## Work to be completed
Reproduce all of the data exactly, with no line skipped.
▼▼▼
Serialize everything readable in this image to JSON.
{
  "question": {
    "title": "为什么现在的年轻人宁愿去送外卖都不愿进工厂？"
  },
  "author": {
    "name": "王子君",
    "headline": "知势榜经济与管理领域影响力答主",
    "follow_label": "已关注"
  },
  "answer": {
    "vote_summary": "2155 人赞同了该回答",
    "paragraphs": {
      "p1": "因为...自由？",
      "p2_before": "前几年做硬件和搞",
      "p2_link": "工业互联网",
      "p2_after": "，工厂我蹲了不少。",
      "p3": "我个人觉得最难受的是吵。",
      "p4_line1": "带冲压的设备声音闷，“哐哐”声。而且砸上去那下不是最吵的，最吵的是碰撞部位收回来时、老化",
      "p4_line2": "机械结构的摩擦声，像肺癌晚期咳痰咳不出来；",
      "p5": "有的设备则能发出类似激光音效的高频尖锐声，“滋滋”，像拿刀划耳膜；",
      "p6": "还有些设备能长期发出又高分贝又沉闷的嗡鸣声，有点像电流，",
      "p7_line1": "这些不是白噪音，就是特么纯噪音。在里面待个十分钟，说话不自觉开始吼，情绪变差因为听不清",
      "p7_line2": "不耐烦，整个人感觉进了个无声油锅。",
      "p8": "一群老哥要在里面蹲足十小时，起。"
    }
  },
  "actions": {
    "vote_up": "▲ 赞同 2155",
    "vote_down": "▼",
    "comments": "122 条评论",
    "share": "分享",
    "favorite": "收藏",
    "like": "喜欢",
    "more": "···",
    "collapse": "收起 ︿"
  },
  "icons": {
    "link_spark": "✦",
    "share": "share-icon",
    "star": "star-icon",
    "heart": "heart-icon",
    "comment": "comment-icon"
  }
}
▲▲▲
## Complete response
Serialize everything readable in this image to JSON.
{
  "question": {
    "title": "为什么现在的年轻人宁愿去送外卖都不愿进工厂？"
  },
  "author": {
    "name": "王子君",
    "headline": "知势榜经济与管理领域影响力答主",
    "follow_label": "已关注"
  },
  "answer": {
    "vote_summary": "2155 人赞同了该回答",
    "paragraphs": {
      "p1": "因为...自由？",
      "p2_before": "前几年做硬件和搞",
      "p2_link": "工业互联网",
      "p2_after": "，工厂我蹲了不少。",
      "p3": "我个人觉得最难受的是吵。",
      "p4_line1": "带冲压的设备声音闷，“哐哐”声。而且砸上去那下不是最吵的，最吵的是碰撞部位收回来时、老化",
      "p4_line2": "机械结构的摩擦声，像肺癌晚期咳痰咳不出来；",
      "p5": "有的设备则能发出类似激光音效的高频尖锐声，“滋滋”，像拿刀划耳膜；",
      "p6": "还有些设备能长期发出又高分贝又沉闷的嗡鸣声，有点像电流，",
      "p7_line1": "这些不是白噪音，就是特么纯噪音。在里面待个十分钟，说话不自觉开始吼，情绪变差因为听不清",
      "p7_line2": "不耐烦，整个人感觉进了个无声油锅。",
      "p8": "一群老哥要在里面蹲足十小时，起。"
    }
  },
  "actions": {
    "vote_up": "▲ 赞同 2155",
    "vote_down": "▼",
    "comments": "122 条评论",
    "share": "分享",
    "favorite": "收藏",
    "like": "喜欢",
    "more": "···",
    "collapse": "收起 ︿"
  },
  "icons": {
    "link_spark": "✦",
    "share": "share-icon",
    "star": "star-icon",
    "heart": "heart-icon",
    "comment": "comment-icon"
  }
}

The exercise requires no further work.